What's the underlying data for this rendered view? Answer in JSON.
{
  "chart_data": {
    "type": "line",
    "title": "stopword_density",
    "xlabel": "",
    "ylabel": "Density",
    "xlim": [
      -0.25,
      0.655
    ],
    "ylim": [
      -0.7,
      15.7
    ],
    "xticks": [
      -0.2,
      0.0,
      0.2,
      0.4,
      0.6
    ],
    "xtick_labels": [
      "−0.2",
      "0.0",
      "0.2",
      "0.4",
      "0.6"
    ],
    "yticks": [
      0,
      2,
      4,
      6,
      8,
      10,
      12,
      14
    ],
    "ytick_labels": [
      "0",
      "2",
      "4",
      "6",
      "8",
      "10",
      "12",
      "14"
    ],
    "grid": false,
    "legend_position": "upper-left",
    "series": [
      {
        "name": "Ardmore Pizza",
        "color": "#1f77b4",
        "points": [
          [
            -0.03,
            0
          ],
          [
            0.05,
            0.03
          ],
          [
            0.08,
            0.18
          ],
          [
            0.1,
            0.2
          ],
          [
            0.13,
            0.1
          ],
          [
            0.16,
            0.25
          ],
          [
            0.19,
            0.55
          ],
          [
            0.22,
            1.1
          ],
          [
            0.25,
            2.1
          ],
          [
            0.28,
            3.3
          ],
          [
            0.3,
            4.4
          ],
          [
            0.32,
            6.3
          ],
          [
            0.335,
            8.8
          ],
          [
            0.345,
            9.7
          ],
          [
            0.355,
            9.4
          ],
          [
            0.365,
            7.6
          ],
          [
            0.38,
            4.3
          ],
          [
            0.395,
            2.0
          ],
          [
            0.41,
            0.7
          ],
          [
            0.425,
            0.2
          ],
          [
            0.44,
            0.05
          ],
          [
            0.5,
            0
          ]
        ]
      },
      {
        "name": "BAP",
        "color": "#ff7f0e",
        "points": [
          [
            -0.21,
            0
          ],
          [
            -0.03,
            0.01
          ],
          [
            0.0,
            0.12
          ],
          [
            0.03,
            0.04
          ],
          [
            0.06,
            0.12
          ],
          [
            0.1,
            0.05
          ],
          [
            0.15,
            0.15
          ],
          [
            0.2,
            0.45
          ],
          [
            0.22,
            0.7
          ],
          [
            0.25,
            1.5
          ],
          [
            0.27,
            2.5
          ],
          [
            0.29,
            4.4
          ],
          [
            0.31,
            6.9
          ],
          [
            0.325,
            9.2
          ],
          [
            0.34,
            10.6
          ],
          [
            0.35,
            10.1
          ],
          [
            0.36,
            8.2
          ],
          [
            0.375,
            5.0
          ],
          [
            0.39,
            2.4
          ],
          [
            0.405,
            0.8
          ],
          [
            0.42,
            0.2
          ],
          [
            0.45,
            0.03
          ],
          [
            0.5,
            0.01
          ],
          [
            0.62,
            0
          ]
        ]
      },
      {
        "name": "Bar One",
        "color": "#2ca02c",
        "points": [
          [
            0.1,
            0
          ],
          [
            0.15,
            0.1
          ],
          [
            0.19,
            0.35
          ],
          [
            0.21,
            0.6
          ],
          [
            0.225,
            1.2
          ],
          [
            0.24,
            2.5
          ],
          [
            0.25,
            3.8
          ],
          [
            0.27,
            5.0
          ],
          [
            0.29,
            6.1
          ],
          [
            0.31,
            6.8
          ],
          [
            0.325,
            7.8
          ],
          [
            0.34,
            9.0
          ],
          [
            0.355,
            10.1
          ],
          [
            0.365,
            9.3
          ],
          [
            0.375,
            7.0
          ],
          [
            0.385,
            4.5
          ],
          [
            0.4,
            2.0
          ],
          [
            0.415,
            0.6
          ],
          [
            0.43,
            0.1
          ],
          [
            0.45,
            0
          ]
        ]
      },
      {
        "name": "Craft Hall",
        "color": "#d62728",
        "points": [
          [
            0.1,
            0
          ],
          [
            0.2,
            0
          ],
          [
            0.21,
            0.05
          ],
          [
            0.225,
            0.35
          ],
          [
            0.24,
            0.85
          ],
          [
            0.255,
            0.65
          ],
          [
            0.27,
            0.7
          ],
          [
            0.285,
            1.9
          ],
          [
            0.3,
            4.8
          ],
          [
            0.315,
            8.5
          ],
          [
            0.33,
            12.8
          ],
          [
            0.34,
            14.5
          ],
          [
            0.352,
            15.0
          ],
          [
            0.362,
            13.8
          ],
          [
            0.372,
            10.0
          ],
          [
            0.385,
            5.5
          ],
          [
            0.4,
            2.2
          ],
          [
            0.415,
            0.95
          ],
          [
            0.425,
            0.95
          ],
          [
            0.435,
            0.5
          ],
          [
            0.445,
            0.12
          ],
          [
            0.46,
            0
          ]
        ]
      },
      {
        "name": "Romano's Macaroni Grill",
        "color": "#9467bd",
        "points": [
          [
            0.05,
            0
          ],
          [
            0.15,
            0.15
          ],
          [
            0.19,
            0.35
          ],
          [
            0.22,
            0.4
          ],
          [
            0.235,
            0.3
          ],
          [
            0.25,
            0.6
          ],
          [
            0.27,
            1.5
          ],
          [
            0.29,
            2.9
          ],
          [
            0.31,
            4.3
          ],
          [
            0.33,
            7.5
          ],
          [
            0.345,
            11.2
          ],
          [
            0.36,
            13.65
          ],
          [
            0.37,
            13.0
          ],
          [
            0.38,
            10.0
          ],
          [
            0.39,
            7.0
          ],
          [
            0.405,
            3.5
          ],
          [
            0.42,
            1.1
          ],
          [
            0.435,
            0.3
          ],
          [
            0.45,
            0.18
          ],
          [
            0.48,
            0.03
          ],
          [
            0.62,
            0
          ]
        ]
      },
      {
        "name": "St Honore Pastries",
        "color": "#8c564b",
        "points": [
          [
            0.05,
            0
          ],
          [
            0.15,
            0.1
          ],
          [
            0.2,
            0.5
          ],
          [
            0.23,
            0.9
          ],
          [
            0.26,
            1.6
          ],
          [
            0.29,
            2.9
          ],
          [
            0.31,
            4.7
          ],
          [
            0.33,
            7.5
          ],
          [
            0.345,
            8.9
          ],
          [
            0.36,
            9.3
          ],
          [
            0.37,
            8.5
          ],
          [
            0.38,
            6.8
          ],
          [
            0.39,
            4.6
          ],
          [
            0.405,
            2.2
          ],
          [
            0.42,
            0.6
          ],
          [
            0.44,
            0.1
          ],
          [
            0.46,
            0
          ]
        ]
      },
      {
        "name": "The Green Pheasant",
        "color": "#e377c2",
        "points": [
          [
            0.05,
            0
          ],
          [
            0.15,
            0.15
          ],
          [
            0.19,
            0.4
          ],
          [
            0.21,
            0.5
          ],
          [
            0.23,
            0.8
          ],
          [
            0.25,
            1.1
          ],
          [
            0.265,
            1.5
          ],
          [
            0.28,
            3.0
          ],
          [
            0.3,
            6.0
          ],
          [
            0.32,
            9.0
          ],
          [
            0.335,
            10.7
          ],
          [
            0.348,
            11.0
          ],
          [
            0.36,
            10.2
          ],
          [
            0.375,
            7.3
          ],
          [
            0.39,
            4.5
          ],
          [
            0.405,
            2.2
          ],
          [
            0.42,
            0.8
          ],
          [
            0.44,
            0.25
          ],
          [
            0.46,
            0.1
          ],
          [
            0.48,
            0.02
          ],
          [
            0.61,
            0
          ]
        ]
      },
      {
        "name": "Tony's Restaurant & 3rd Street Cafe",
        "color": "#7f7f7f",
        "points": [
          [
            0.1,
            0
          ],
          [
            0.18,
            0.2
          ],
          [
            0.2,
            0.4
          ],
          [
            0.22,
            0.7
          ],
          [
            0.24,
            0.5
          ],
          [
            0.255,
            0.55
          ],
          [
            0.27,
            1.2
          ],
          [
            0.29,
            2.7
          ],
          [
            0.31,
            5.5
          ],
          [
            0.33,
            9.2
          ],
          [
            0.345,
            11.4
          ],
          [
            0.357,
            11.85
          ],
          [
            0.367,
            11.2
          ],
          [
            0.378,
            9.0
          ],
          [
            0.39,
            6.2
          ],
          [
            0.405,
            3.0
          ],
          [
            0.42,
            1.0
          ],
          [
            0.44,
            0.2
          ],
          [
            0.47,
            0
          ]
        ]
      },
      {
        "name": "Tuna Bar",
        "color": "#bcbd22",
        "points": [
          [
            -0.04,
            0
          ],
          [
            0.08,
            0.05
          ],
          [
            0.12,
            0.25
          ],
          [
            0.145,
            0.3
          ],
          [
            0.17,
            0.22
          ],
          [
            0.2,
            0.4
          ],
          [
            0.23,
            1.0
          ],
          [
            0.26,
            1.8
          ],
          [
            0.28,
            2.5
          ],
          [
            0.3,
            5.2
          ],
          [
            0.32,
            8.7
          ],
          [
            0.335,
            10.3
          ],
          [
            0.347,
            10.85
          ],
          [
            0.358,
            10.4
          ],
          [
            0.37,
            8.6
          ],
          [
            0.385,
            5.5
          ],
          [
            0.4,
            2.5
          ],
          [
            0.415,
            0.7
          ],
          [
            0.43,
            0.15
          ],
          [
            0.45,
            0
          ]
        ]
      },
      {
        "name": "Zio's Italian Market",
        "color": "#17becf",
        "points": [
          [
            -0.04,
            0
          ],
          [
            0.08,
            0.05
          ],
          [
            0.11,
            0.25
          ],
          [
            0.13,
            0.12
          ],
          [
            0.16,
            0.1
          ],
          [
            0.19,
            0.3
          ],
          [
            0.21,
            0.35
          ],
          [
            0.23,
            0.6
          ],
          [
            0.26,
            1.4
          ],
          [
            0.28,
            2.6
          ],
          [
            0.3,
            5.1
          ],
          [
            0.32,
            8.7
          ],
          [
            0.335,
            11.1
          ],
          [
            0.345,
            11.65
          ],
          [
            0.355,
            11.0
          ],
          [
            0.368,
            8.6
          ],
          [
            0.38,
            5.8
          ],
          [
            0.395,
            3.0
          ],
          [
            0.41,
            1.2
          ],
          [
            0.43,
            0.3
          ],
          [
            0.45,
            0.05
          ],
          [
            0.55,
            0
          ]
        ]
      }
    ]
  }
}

┄┄┄┄┄┄┄┄┄┄

## The request
Every line in the data that holds "name" should be copied out.

## Task result
        "name": "Ardmore Pizza",
        "name": "BAP",
        "name": "Bar One",
        "name": "Craft Hall",
        "name": "Romano's Macaroni Grill",
        "name": "St Honore Pastries",
        "name": "The Green Pheasant",
        "name": "Tony's Restaurant & 3rd Street Cafe",
        "name": "Tuna Bar",
        "name": "Zio's Italian Market",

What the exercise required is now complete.